- [OBJECTIVE] Every record must be written out once more, with nothing added or omitted.

=== ITEMS ===

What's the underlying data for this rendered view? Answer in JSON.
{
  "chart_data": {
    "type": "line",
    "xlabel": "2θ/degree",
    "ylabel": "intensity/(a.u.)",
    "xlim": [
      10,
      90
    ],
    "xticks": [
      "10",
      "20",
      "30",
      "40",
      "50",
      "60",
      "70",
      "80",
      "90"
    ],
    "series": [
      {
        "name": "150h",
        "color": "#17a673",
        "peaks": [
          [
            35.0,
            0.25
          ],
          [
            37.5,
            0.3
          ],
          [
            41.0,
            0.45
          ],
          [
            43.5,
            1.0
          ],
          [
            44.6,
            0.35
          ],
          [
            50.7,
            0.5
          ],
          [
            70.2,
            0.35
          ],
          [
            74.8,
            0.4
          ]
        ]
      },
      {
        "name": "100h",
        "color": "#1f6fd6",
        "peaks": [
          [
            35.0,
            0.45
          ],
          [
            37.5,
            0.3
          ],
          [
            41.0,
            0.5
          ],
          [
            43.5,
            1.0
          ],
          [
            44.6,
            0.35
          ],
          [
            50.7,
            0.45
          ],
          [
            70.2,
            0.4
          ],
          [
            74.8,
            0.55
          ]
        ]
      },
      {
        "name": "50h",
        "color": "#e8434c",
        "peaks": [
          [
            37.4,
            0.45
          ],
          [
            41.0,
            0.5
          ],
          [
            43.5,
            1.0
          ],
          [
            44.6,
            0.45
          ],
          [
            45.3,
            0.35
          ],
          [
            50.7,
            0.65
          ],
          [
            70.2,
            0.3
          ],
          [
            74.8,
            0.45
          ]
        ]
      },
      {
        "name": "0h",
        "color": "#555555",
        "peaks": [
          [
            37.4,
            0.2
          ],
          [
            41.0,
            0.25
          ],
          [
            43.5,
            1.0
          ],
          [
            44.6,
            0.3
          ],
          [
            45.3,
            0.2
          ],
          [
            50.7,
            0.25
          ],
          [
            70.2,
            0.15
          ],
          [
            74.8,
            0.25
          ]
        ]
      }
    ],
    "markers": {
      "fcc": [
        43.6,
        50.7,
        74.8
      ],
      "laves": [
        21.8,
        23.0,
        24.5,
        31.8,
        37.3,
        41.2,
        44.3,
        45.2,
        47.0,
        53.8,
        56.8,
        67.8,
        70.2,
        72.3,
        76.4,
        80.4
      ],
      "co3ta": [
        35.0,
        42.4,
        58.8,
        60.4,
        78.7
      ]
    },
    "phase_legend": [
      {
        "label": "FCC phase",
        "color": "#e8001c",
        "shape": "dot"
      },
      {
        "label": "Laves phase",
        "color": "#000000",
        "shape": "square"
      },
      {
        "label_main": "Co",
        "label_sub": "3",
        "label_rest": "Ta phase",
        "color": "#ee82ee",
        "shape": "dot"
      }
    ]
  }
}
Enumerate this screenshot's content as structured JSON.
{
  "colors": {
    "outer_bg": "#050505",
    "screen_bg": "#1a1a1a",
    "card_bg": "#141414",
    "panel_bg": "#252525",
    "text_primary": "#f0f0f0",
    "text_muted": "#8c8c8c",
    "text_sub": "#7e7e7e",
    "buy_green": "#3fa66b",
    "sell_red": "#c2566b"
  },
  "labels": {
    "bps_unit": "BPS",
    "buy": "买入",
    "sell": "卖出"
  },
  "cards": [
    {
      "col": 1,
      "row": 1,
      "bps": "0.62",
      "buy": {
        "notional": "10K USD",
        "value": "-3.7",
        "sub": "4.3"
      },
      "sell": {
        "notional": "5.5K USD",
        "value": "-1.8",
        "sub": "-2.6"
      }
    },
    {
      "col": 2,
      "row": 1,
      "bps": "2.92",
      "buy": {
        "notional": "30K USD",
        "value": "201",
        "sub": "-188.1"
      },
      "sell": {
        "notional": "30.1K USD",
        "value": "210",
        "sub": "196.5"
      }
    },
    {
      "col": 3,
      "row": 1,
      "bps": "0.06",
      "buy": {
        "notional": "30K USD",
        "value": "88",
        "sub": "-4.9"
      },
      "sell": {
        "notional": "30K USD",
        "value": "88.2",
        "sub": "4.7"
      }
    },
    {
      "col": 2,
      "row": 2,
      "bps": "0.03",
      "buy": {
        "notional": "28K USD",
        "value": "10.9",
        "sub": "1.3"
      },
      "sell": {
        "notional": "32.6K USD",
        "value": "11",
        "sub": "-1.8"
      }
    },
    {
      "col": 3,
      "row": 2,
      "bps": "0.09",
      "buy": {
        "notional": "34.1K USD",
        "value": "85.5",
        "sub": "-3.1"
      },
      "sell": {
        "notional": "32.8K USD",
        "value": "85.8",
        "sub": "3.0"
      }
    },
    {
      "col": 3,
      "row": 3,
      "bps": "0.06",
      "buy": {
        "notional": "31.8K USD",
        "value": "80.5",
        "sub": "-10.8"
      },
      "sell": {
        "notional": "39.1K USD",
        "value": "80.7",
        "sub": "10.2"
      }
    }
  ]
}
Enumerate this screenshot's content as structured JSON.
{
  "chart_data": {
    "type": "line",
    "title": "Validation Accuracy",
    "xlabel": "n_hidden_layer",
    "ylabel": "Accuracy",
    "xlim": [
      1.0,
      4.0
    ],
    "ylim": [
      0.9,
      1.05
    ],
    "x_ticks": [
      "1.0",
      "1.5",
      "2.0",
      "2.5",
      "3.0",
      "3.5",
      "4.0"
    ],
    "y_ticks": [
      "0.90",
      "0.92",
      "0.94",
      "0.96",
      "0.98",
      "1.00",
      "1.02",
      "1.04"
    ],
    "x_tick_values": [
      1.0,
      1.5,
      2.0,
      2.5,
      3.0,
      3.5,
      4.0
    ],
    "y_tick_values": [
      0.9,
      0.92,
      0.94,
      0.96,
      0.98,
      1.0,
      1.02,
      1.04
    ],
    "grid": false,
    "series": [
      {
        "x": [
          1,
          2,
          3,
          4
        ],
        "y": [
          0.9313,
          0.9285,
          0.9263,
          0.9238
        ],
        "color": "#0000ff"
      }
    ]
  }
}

===

- [THE OUTPUT]
What's the underlying data for this rendered view? Answer in JSON.
{
  "chart_data": {
    "type": "line",
    "xlabel": "2θ/degree",
    "ylabel": "intensity/(a.u.)",
    "xlim": [
      10,
      90
    ],
    "xticks": [
      "10",
      "20",
      "30",
      "40",
      "50",
      "60",
      "70",
      "80",
      "90"
    ],
    "series": [
      {
        "name": "150h",
        "color": "#17a673",
        "peaks": [
          [
            35.0,
            0.25
          ],
          [
            37.5,
            0.3
          ],
          [
            41.0,
            0.45
          ],
          [
            43.5,
            1.0
          ],
          [
            44.6,
            0.35
          ],
          [
            50.7,
            0.5
          ],
          [
            70.2,
            0.35
          ],
          [
            74.8,
            0.4
          ]
        ]
      },
      {
        "name": "100h",
        "color": "#1f6fd6",
        "peaks": [
          [
            35.0,
            0.45
          ],
          [
            37.5,
            0.3
          ],
          [
            41.0,
            0.5
          ],
          [
            43.5,
            1.0
          ],
          [
            44.6,
            0.35
          ],
          [
            50.7,
            0.45
          ],
          [
            70.2,
            0.4
          ],
          [
            74.8,
            0.55
          ]
        ]
      },
      {
        "name": "50h",
        "color": "#e8434c",
        "peaks": [
          [
            37.4,
            0.45
          ],
          [
            41.0,
            0.5
          ],
          [
            43.5,
            1.0
          ],
          [
            44.6,
            0.45
          ],
          [
            45.3,
            0.35
          ],
          [
            50.7,
            0.65
          ],
          [
            70.2,
            0.3
          ],
          [
            74.8,
            0.45
          ]
        ]
      },
      {
        "name": "0h",
        "color": "#555555",
        "peaks": [
          [
            37.4,
            0.2
          ],
          [
            41.0,
            0.25
          ],
          [
            43.5,
            1.0
          ],
          [
            44.6,
            0.3
          ],
          [
            45.3,
            0.2
          ],
          [
            50.7,
            0.25
          ],
          [
            70.2,
            0.15
          ],
          [
            74.8,
            0.25
          ]
        ]
      }
    ],
    "markers": {
      "fcc": [
        43.6,
        50.7,
        74.8
      ],
      "laves": [
        21.8,
        23.0,
        24.5,
        31.8,
        37.3,
        41.2,
        44.3,
        45.2,
        47.0,
        53.8,
        56.8,
        67.8,
        70.2,
        72.3,
        76.4,
        80.4
      ],
      "co3ta": [
        35.0,
        42.4,
        58.8,
        60.4,
        78.7
      ]
    },
    "phase_legend": [
      {
        "label": "FCC phase",
        "color": "#e8001c",
        "shape": "dot"
      },
      {
        "label": "Laves phase",
        "color": "#000000",
        "shape": "square"
      },
      {
        "label_main": "Co",
        "label_sub": "3",
        "label_rest": "Ta phase",
        "color": "#ee82ee",
        "shape": "dot"
      }
    ]
  }
}
Enumerate this screenshot's content as structured JSON.
{
  "colors": {
    "outer_bg": "#050505",
    "screen_bg": "#1a1a1a",
    "card_bg": "#141414",
    "panel_bg": "#252525",
    "text_primary": "#f0f0f0",
    "text_muted": "#8c8c8c",
    "text_sub": "#7e7e7e",
    "buy_green": "#3fa66b",
    "sell_red": "#c2566b"
  },
  "labels": {
    "bps_unit": "BPS",
    "buy": "买入",
    "sell": "卖出"
  },
  "cards": [
    {
      "col": 1,
      "row": 1,
      "bps": "0.62",
      "buy": {
        "notional": "10K USD",
        "value": "-3.7",
        "sub": "4.3"
      },
      "sell": {
        "notional": "5.5K USD",
        "value": "-1.8",
        "sub": "-2.6"
      }
    },
    {
      "col": 2,
      "row": 1,
      "bps": "2.92",
      "buy": {
        "notional": "30K USD",
        "value": "201",
        "sub": "-188.1"
      },
      "sell": {
        "notional": "30.1K USD",
        "value": "210",
        "sub": "196.5"
      }
    },
    {
      "col": 3,
      "row": 1,
      "bps": "0.06",
      "buy": {
        "notional": "30K USD",
        "value": "88",
        "sub": "-4.9"
      },
      "sell": {
        "notional": "30K USD",
        "value": "88.2",
        "sub": "4.7"
      }
    },
    {
      "col": 2,
      "row": 2,
      "bps": "0.03",
      "buy": {
        "notional": "28K USD",
        "value": "10.9",
        "sub": "1.3"
      },
      "sell": {
        "notional": "32.6K USD",
        "value": "11",
        "sub": "-1.8"
      }
    },
    {
      "col": 3,
      "row": 2,
      "bps": "0.09",
      "buy": {
        "notional": "34.1K USD",
        "value": "85.5",
        "sub": "-3.1"
      },
      "sell": {
        "notional": "32.8K USD",
        "value": "85.8",
        "sub": "3.0"
      }
    },
    {
      "col": 3,
      "row": 3,
      "bps": "0.06",
      "buy": {
        "notional": "31.8K USD",
        "value": "80.5",
        "sub": "-10.8"
      },
      "sell": {
        "notional": "39.1K USD",
        "value": "80.7",
        "sub": "10.2"
      }
    }
  ]
}
Enumerate this screenshot's content as structured JSON.
{
  "chart_data": {
    "type": "line",
    "title": "Validation Accuracy",
    "xlabel": "n_hidden_layer",
    "ylabel": "Accuracy",
    "xlim": [
      1.0,
      4.0
    ],
    "ylim": [
      0.9,
      1.05
    ],
    "x_ticks": [
      "1.0",
      "1.5",
      "2.0",
      "2.5",
      "3.0",
      "3.5",
      "4.0"
    ],
    "y_ticks": [
      "0.90",
      "0.92",
      "0.94",
      "0.96",
      "0.98",
      "1.00",
      "1.02",
      "1.04"
    ],
    "x_tick_values": [
      1.0,
      1.5,
      2.0,
      2.5,
      3.0,
      3.5,
      4.0
    ],
    "y_tick_values": [
      0.9,
      0.92,
      0.94,
      0.96,
      0.98,
      1.0,
      1.02,
      1.04
    ],
    "grid": false,
    "series": [
      {
        "x": [
          1,
          2,
          3,
          4
        ],
        "y": [
          0.9313,
          0.9285,
          0.9263,
          0.9238
        ],
        "color": "#0000ff"
      }
    ]
  }
}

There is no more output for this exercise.